What you will do -> Repeat, exactly and in full, the lines of the listing below, but without any pictures.

[Saved entries]
= = =

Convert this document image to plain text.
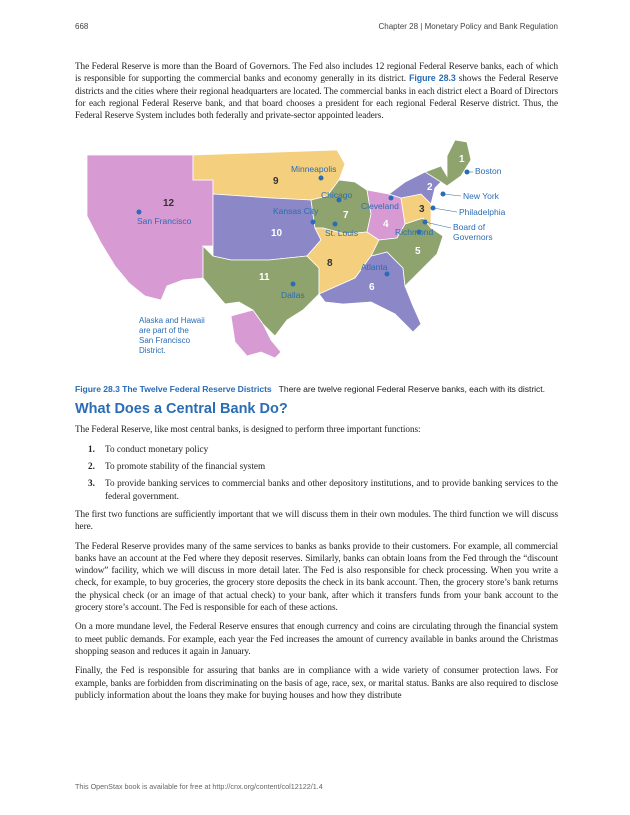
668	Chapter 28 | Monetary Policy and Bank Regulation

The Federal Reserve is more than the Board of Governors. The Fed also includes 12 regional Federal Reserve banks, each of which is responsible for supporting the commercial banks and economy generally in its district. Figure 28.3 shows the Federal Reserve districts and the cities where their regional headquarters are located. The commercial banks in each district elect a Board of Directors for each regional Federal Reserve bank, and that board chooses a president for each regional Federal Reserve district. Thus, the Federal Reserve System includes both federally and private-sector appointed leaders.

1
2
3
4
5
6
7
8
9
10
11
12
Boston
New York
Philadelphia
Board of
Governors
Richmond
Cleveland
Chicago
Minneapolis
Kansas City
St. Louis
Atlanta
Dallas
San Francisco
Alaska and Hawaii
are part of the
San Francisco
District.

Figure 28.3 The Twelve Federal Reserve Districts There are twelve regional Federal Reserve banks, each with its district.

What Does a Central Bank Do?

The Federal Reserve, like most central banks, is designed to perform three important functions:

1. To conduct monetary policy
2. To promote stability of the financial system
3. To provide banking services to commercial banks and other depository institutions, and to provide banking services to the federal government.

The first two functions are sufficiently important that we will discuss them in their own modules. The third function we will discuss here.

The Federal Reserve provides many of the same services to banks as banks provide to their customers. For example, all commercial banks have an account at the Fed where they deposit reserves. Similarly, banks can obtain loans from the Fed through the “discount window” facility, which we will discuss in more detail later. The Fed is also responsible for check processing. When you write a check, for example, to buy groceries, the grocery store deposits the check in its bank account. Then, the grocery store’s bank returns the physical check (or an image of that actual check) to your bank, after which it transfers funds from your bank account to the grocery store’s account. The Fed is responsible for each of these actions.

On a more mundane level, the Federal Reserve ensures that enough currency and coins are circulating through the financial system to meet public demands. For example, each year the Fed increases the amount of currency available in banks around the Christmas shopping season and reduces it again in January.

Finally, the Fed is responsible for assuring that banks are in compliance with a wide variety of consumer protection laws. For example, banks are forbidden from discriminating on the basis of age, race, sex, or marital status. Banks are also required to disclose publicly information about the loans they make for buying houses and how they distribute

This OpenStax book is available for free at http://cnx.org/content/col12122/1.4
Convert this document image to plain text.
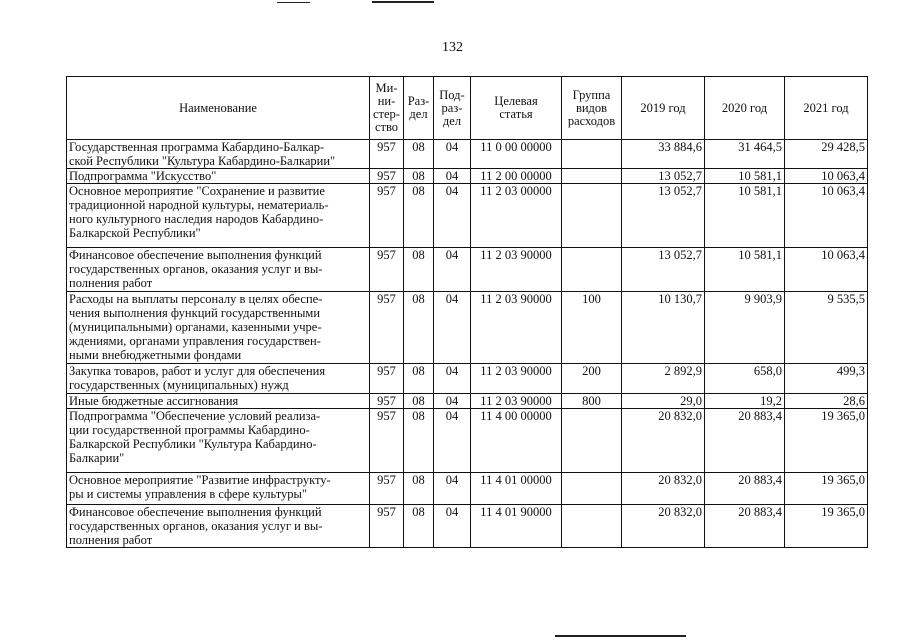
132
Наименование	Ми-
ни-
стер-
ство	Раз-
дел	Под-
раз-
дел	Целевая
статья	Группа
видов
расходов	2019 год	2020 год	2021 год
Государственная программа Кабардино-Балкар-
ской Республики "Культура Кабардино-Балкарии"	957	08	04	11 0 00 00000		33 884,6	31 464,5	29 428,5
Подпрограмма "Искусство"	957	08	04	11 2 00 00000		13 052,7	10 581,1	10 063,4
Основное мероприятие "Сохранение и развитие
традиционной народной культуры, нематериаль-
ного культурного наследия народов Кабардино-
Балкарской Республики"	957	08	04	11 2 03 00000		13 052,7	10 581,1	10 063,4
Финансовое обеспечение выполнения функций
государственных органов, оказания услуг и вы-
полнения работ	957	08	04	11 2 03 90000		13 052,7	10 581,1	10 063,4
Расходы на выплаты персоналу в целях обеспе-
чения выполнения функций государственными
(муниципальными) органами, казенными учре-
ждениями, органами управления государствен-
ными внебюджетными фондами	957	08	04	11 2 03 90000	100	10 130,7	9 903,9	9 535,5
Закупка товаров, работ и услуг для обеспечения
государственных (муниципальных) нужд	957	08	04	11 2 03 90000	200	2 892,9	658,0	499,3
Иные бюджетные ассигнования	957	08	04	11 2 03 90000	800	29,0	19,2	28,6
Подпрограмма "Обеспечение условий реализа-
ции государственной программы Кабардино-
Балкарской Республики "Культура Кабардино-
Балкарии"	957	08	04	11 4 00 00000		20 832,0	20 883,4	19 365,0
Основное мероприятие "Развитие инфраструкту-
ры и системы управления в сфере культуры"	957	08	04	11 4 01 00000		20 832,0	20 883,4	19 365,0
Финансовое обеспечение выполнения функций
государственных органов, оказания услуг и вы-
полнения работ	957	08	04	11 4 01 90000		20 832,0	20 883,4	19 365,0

= = =

Exercise output ->
Convert this document image to plain text.
668	Chapter 28 | Monetary Policy and Bank Regulation

The Federal Reserve is more than the Board of Governors. The Fed also includes 12 regional Federal Reserve banks, each of which is responsible for supporting the commercial banks and economy generally in its district. Figure 28.3 shows the Federal Reserve districts and the cities where their regional headquarters are located. The commercial banks in each district elect a Board of Directors for each regional Federal Reserve bank, and that board chooses a president for each regional Federal Reserve district. Thus, the Federal Reserve System includes both federally and private-sector appointed leaders.

1
2
3
4
5
6
7
8
9
10
11
12
Boston
New York
Philadelphia
Board of
Governors
Richmond
Cleveland
Chicago
Minneapolis
Kansas City
St. Louis
Atlanta
Dallas
San Francisco
Alaska and Hawaii
are part of the
San Francisco
District.

Figure 28.3 The Twelve Federal Reserve Districts There are twelve regional Federal Reserve banks, each with its district.

What Does a Central Bank Do?

The Federal Reserve, like most central banks, is designed to perform three important functions:

1. To conduct monetary policy
2. To promote stability of the financial system
3. To provide banking services to commercial banks and other depository institutions, and to provide banking services to the federal government.

The first two functions are sufficiently important that we will discuss them in their own modules. The third function we will discuss here.

The Federal Reserve provides many of the same services to banks as banks provide to their customers. For example, all commercial banks have an account at the Fed where they deposit reserves. Similarly, banks can obtain loans from the Fed through the “discount window” facility, which we will discuss in more detail later. The Fed is also responsible for check processing. When you write a check, for example, to buy groceries, the grocery store deposits the check in its bank account. Then, the grocery store’s bank returns the physical check (or an image of that actual check) to your bank, after which it transfers funds from your bank account to the grocery store’s account. The Fed is responsible for each of these actions.

On a more mundane level, the Federal Reserve ensures that enough currency and coins are circulating through the financial system to meet public demands. For example, each year the Fed increases the amount of currency available in banks around the Christmas shopping season and reduces it again in January.

Finally, the Fed is responsible for assuring that banks are in compliance with a wide variety of consumer protection laws. For example, banks are forbidden from discriminating on the basis of age, race, sex, or marital status. Banks are also required to disclose publicly information about the loans they make for buying houses and how they distribute

This OpenStax book is available for free at http://cnx.org/content/col12122/1.4
Convert this document image to plain text.
132
Наименование	Ми-
ни-
стер-
ство	Раз-
дел	Под-
раз-
дел	Целевая
статья	Группа
видов
расходов	2019 год	2020 год	2021 год
Государственная программа Кабардино-Балкар-
ской Республики "Культура Кабардино-Балкарии"	957	08	04	11 0 00 00000		33 884,6	31 464,5	29 428,5
Подпрограмма "Искусство"	957	08	04	11 2 00 00000		13 052,7	10 581,1	10 063,4
Основное мероприятие "Сохранение и развитие
традиционной народной культуры, нематериаль-
ного культурного наследия народов Кабардино-
Балкарской Республики"	957	08	04	11 2 03 00000		13 052,7	10 581,1	10 063,4
Финансовое обеспечение выполнения функций
государственных органов, оказания услуг и вы-
полнения работ	957	08	04	11 2 03 90000		13 052,7	10 581,1	10 063,4
Расходы на выплаты персоналу в целях обеспе-
чения выполнения функций государственными
(муниципальными) органами, казенными учре-
ждениями, органами управления государствен-
ными внебюджетными фондами	957	08	04	11 2 03 90000	100	10 130,7	9 903,9	9 535,5
Закупка товаров, работ и услуг для обеспечения
государственных (муниципальных) нужд	957	08	04	11 2 03 90000	200	2 892,9	658,0	499,3
Иные бюджетные ассигнования	957	08	04	11 2 03 90000	800	29,0	19,2	28,6
Подпрограмма "Обеспечение условий реализа-
ции государственной программы Кабардино-
Балкарской Республики "Культура Кабардино-
Балкарии"	957	08	04	11 4 00 00000		20 832,0	20 883,4	19 365,0
Основное мероприятие "Развитие инфраструкту-
ры и системы управления в сфере культуры"	957	08	04	11 4 01 00000		20 832,0	20 883,4	19 365,0
Финансовое обеспечение выполнения функций
государственных органов, оказания услуг и вы-
полнения работ	957	08	04	11 4 01 90000		20 832,0	20 883,4	19 365,0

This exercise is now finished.